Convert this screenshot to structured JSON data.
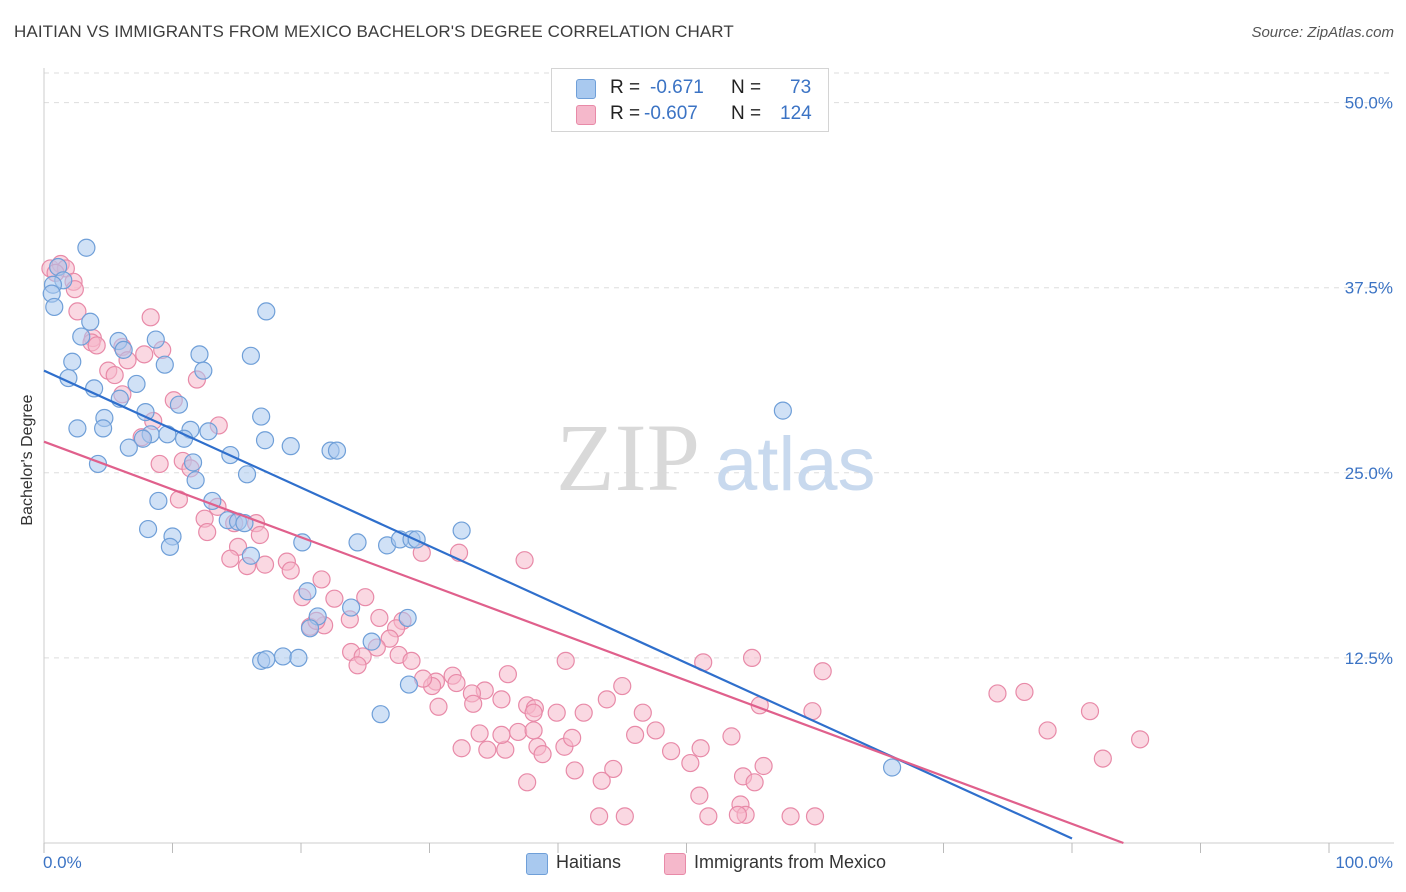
{
  "header": {
    "title": "HAITIAN VS IMMIGRANTS FROM MEXICO BACHELOR'S DEGREE CORRELATION CHART",
    "source": "Source: ZipAtlas.com"
  },
  "watermark": {
    "zip": "ZIP",
    "atlas": "atlas"
  },
  "legend": {
    "rows": [
      {
        "r_label": "R =",
        "r_value": "-0.671",
        "n_label": "N =",
        "n_value": "73",
        "color": "#a9c9ef"
      },
      {
        "r_label": "R =",
        "r_value": "-0.607",
        "n_label": "N =",
        "n_value": "124",
        "color": "#f5b8cb"
      }
    ]
  },
  "bottom_legend": [
    {
      "label": "Haitians",
      "color": "#a9c9ef"
    },
    {
      "label": "Immigrants from Mexico",
      "color": "#f5b8cb"
    }
  ],
  "colors": {
    "blue_fill": "#a9c9ef",
    "blue_stroke": "#6f9fd8",
    "blue_line": "#2f6fcc",
    "pink_fill": "#f5b8cb",
    "pink_stroke": "#e88aa8",
    "pink_line": "#e0608c",
    "tick_text": "#3b73c4",
    "grid": "#dddddd"
  },
  "chart_data": {
    "type": "scatter",
    "title": "HAITIAN VS IMMIGRANTS FROM MEXICO BACHELOR'S DEGREE CORRELATION CHART",
    "xlabel": "",
    "ylabel": "Bachelor's Degree",
    "xlim": [
      0,
      100
    ],
    "ylim": [
      0,
      52
    ],
    "x_tick_labels": [
      "0.0%",
      "100.0%"
    ],
    "y_ticks": [
      12.5,
      25.0,
      37.5,
      50.0
    ],
    "y_tick_labels": [
      "12.5%",
      "25.0%",
      "37.5%",
      "50.0%"
    ],
    "grid": true,
    "legend_position": "top-center",
    "series": [
      {
        "name": "Haitians",
        "color": "#a9c9ef",
        "trend": {
          "x": [
            0,
            80
          ],
          "y": [
            31.9,
            0.3
          ]
        },
        "points": [
          [
            3.3,
            40.2
          ],
          [
            1.1,
            38.9
          ],
          [
            1.5,
            38.0
          ],
          [
            0.7,
            37.7
          ],
          [
            0.6,
            37.1
          ],
          [
            0.8,
            36.2
          ],
          [
            3.6,
            35.2
          ],
          [
            17.3,
            35.9
          ],
          [
            2.9,
            34.2
          ],
          [
            5.8,
            33.9
          ],
          [
            6.2,
            33.3
          ],
          [
            8.7,
            34.0
          ],
          [
            12.1,
            33.0
          ],
          [
            16.1,
            32.9
          ],
          [
            2.2,
            32.5
          ],
          [
            9.4,
            32.3
          ],
          [
            12.4,
            31.9
          ],
          [
            1.9,
            31.4
          ],
          [
            7.2,
            31.0
          ],
          [
            3.9,
            30.7
          ],
          [
            5.9,
            30.0
          ],
          [
            10.5,
            29.6
          ],
          [
            7.9,
            29.1
          ],
          [
            16.9,
            28.8
          ],
          [
            4.7,
            28.7
          ],
          [
            2.6,
            28.0
          ],
          [
            4.6,
            28.0
          ],
          [
            11.4,
            27.9
          ],
          [
            8.3,
            27.6
          ],
          [
            9.6,
            27.6
          ],
          [
            12.8,
            27.8
          ],
          [
            7.7,
            27.3
          ],
          [
            17.2,
            27.2
          ],
          [
            10.9,
            27.3
          ],
          [
            6.6,
            26.7
          ],
          [
            19.2,
            26.8
          ],
          [
            22.3,
            26.5
          ],
          [
            22.8,
            26.5
          ],
          [
            14.5,
            26.2
          ],
          [
            11.6,
            25.7
          ],
          [
            4.2,
            25.6
          ],
          [
            15.8,
            24.9
          ],
          [
            11.8,
            24.5
          ],
          [
            8.9,
            23.1
          ],
          [
            13.1,
            23.1
          ],
          [
            14.3,
            21.8
          ],
          [
            15.1,
            21.7
          ],
          [
            15.6,
            21.6
          ],
          [
            8.1,
            21.2
          ],
          [
            32.5,
            21.1
          ],
          [
            10.0,
            20.7
          ],
          [
            9.8,
            20.0
          ],
          [
            26.7,
            20.1
          ],
          [
            27.7,
            20.5
          ],
          [
            28.6,
            20.5
          ],
          [
            29.0,
            20.5
          ],
          [
            20.1,
            20.3
          ],
          [
            24.4,
            20.3
          ],
          [
            16.1,
            19.4
          ],
          [
            20.5,
            17.0
          ],
          [
            23.9,
            15.9
          ],
          [
            21.3,
            15.3
          ],
          [
            18.6,
            12.6
          ],
          [
            19.8,
            12.5
          ],
          [
            28.3,
            15.2
          ],
          [
            25.5,
            13.6
          ],
          [
            16.9,
            12.3
          ],
          [
            17.3,
            12.4
          ],
          [
            28.4,
            10.7
          ],
          [
            26.2,
            8.7
          ],
          [
            20.7,
            14.5
          ],
          [
            57.5,
            29.2
          ],
          [
            66.0,
            5.1
          ]
        ]
      },
      {
        "name": "Immigrants from Mexico",
        "color": "#f5b8cb",
        "trend": {
          "x": [
            0,
            84
          ],
          "y": [
            27.1,
            0.0
          ]
        },
        "points": [
          [
            0.5,
            38.8
          ],
          [
            1.3,
            39.1
          ],
          [
            1.7,
            38.8
          ],
          [
            0.9,
            38.5
          ],
          [
            2.3,
            37.9
          ],
          [
            2.4,
            37.4
          ],
          [
            2.6,
            35.9
          ],
          [
            8.3,
            35.5
          ],
          [
            3.8,
            34.1
          ],
          [
            3.7,
            33.8
          ],
          [
            4.1,
            33.6
          ],
          [
            6.1,
            33.5
          ],
          [
            7.8,
            33.0
          ],
          [
            9.2,
            33.3
          ],
          [
            6.5,
            32.6
          ],
          [
            5.0,
            31.9
          ],
          [
            5.5,
            31.6
          ],
          [
            11.9,
            31.3
          ],
          [
            6.1,
            30.3
          ],
          [
            10.1,
            29.9
          ],
          [
            8.5,
            28.5
          ],
          [
            13.6,
            28.2
          ],
          [
            7.6,
            27.4
          ],
          [
            10.8,
            25.8
          ],
          [
            9.0,
            25.6
          ],
          [
            11.4,
            25.3
          ],
          [
            10.5,
            23.2
          ],
          [
            13.5,
            22.7
          ],
          [
            12.5,
            21.9
          ],
          [
            14.8,
            21.6
          ],
          [
            16.5,
            21.6
          ],
          [
            12.7,
            21.0
          ],
          [
            16.8,
            20.8
          ],
          [
            15.1,
            20.0
          ],
          [
            14.5,
            19.2
          ],
          [
            15.8,
            18.7
          ],
          [
            18.9,
            19.0
          ],
          [
            17.2,
            18.8
          ],
          [
            19.2,
            18.4
          ],
          [
            21.6,
            17.8
          ],
          [
            20.1,
            16.6
          ],
          [
            22.6,
            16.5
          ],
          [
            25.0,
            16.6
          ],
          [
            32.3,
            19.6
          ],
          [
            37.4,
            19.1
          ],
          [
            29.4,
            19.6
          ],
          [
            26.1,
            15.2
          ],
          [
            23.8,
            15.1
          ],
          [
            27.9,
            15.0
          ],
          [
            21.8,
            14.7
          ],
          [
            20.7,
            14.6
          ],
          [
            27.4,
            14.5
          ],
          [
            26.9,
            13.8
          ],
          [
            21.2,
            15.0
          ],
          [
            25.9,
            13.2
          ],
          [
            27.6,
            12.7
          ],
          [
            23.9,
            12.9
          ],
          [
            24.8,
            12.6
          ],
          [
            24.4,
            12.0
          ],
          [
            28.6,
            12.3
          ],
          [
            31.8,
            11.3
          ],
          [
            36.1,
            11.4
          ],
          [
            40.6,
            12.3
          ],
          [
            30.5,
            10.9
          ],
          [
            30.2,
            10.6
          ],
          [
            29.5,
            11.1
          ],
          [
            32.1,
            10.8
          ],
          [
            34.3,
            10.3
          ],
          [
            33.3,
            10.1
          ],
          [
            33.4,
            9.4
          ],
          [
            35.6,
            9.7
          ],
          [
            37.6,
            9.3
          ],
          [
            38.2,
            9.1
          ],
          [
            30.7,
            9.2
          ],
          [
            38.1,
            8.8
          ],
          [
            39.9,
            8.8
          ],
          [
            42.0,
            8.8
          ],
          [
            43.8,
            9.7
          ],
          [
            46.6,
            8.8
          ],
          [
            32.5,
            6.4
          ],
          [
            34.5,
            6.3
          ],
          [
            35.9,
            6.3
          ],
          [
            38.4,
            6.5
          ],
          [
            38.8,
            6.0
          ],
          [
            40.5,
            6.5
          ],
          [
            41.1,
            7.1
          ],
          [
            35.6,
            7.3
          ],
          [
            36.9,
            7.5
          ],
          [
            38.1,
            7.6
          ],
          [
            33.9,
            7.4
          ],
          [
            37.6,
            4.1
          ],
          [
            41.3,
            4.9
          ],
          [
            47.6,
            7.6
          ],
          [
            51.1,
            6.4
          ],
          [
            53.5,
            7.2
          ],
          [
            48.8,
            6.2
          ],
          [
            54.4,
            4.5
          ],
          [
            56.0,
            5.2
          ],
          [
            55.3,
            4.1
          ],
          [
            59.8,
            8.9
          ],
          [
            60.6,
            11.6
          ],
          [
            55.1,
            12.5
          ],
          [
            51.3,
            12.2
          ],
          [
            45.0,
            10.6
          ],
          [
            55.7,
            9.3
          ],
          [
            46.0,
            7.3
          ],
          [
            50.3,
            5.4
          ],
          [
            44.3,
            5.0
          ],
          [
            43.4,
            4.2
          ],
          [
            43.2,
            1.8
          ],
          [
            45.2,
            1.8
          ],
          [
            51.0,
            3.2
          ],
          [
            51.7,
            1.8
          ],
          [
            54.2,
            2.6
          ],
          [
            54.6,
            1.9
          ],
          [
            58.1,
            1.8
          ],
          [
            54.0,
            1.9
          ],
          [
            60.0,
            1.8
          ],
          [
            74.2,
            10.1
          ],
          [
            76.3,
            10.2
          ],
          [
            78.1,
            7.6
          ],
          [
            81.4,
            8.9
          ],
          [
            82.4,
            5.7
          ],
          [
            85.3,
            7.0
          ]
        ]
      }
    ]
  }
}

--- --- ---

— Stated goal —
Find every line in the records above that contains the word "name", and copy each one.

— The completed task —
        "name": "Haitians",
        "name": "Immigrants from Mexico",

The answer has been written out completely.